▶ Exercise directions: The answer must be every line of the records below that holds the word "FATIMA".

Task data below:

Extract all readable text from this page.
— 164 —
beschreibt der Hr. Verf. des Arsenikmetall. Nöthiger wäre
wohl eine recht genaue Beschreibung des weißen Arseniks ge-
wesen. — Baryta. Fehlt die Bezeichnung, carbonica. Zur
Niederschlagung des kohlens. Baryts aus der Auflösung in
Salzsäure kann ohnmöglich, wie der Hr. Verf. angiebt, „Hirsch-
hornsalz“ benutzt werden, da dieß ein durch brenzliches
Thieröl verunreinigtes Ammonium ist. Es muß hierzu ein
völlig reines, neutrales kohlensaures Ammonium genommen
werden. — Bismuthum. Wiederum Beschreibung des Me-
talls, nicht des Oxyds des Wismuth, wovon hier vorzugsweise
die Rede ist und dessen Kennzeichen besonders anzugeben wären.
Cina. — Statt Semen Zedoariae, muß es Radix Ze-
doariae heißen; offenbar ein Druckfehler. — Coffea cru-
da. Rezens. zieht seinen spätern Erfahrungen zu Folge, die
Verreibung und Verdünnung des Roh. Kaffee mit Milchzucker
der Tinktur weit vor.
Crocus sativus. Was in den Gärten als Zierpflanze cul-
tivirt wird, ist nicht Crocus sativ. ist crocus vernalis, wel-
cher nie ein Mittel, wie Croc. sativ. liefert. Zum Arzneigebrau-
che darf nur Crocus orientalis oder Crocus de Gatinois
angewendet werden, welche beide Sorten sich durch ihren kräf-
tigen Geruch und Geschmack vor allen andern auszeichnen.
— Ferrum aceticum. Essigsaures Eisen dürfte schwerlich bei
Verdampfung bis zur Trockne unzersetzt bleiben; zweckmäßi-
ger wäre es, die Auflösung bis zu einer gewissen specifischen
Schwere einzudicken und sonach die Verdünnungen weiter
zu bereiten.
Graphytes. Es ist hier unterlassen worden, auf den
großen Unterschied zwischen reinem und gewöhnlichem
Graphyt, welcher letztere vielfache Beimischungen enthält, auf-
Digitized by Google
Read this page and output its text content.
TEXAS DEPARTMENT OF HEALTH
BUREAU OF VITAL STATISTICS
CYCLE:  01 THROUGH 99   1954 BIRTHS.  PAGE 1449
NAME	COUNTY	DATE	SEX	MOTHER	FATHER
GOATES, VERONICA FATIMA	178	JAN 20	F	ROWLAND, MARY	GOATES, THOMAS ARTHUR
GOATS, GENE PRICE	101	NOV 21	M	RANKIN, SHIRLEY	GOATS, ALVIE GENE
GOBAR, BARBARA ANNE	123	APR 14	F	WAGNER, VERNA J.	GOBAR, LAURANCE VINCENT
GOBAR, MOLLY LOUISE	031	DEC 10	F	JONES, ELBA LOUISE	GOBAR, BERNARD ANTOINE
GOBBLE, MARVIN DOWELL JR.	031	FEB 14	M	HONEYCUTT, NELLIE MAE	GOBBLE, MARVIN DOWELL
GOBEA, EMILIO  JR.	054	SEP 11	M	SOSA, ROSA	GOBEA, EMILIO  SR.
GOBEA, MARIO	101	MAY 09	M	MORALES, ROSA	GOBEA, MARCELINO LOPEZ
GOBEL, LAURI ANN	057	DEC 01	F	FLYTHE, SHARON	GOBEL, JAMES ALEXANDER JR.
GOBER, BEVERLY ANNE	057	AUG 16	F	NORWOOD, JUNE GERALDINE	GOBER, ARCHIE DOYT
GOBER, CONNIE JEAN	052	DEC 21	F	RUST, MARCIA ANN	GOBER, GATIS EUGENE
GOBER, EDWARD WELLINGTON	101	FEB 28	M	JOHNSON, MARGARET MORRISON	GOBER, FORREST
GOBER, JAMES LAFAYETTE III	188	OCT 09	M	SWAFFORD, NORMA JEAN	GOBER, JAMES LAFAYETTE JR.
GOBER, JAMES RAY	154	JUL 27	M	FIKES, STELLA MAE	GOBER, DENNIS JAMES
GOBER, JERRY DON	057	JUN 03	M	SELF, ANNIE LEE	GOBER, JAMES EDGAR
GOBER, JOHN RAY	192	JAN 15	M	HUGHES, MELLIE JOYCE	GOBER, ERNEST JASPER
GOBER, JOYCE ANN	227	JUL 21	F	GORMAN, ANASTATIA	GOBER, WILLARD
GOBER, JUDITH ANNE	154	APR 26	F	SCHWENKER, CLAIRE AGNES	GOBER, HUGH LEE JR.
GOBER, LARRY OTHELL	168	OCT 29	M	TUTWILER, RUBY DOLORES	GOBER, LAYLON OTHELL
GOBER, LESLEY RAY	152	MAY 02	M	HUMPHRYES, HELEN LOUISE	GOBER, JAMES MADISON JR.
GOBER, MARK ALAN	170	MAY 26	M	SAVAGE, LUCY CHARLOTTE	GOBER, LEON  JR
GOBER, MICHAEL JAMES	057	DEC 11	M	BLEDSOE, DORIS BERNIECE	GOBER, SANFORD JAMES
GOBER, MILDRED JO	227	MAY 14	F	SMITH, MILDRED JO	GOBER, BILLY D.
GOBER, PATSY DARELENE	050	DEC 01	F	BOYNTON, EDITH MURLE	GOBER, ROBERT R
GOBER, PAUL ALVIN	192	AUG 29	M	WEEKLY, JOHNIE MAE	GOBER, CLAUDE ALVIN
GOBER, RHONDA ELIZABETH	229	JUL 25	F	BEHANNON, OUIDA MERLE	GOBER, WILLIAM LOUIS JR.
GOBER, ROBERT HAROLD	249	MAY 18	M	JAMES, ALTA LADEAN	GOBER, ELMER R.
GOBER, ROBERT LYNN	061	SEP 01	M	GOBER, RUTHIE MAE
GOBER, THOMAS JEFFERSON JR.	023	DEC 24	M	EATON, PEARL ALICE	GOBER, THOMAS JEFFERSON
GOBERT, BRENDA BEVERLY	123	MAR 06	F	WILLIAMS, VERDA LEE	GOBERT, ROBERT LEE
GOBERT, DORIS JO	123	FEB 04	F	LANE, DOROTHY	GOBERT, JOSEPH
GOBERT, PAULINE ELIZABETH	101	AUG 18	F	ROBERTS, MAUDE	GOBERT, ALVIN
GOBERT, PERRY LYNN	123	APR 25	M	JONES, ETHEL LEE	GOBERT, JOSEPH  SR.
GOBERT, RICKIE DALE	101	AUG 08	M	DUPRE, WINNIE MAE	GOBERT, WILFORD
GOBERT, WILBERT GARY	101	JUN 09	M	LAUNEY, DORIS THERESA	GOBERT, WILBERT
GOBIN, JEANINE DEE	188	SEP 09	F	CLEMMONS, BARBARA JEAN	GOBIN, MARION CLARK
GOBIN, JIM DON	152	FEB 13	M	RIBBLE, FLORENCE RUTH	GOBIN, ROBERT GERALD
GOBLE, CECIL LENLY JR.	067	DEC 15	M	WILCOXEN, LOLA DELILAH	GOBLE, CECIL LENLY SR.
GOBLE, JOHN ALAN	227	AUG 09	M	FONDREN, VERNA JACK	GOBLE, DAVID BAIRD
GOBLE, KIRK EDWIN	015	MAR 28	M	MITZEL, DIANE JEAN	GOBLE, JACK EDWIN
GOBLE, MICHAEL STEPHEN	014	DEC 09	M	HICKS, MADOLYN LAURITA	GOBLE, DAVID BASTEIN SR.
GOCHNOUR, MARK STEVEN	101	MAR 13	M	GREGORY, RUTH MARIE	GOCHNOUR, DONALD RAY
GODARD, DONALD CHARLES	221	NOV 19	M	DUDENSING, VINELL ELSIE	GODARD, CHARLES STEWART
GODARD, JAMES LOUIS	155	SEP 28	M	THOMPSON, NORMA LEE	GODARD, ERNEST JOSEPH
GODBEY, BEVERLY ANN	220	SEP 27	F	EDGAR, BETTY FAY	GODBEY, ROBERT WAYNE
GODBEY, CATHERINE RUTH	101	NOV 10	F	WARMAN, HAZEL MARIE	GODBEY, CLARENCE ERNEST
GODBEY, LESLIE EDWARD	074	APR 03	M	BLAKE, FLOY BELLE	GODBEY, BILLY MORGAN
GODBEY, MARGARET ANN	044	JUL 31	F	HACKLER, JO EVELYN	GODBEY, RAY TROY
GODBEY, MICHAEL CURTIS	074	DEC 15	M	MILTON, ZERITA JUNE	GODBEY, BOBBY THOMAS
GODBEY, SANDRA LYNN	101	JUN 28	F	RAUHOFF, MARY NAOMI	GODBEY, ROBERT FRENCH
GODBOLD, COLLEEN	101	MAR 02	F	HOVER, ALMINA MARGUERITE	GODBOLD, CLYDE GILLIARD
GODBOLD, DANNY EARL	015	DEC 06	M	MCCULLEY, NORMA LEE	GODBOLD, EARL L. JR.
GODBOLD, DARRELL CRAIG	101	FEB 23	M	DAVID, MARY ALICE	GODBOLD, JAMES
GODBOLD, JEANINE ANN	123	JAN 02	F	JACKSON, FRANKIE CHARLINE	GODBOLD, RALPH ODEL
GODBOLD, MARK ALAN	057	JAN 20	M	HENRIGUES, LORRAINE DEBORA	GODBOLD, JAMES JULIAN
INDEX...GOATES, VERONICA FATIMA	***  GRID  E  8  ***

End of Task data.

▶ Result:
GOATES, VERONICA FATIMA	178	JAN 20	F	ROWLAND, MARY	GOATES, THOMAS ARTHUR
INDEX...GOATES, VERONICA FATIMA	***  GRID  E  8  ***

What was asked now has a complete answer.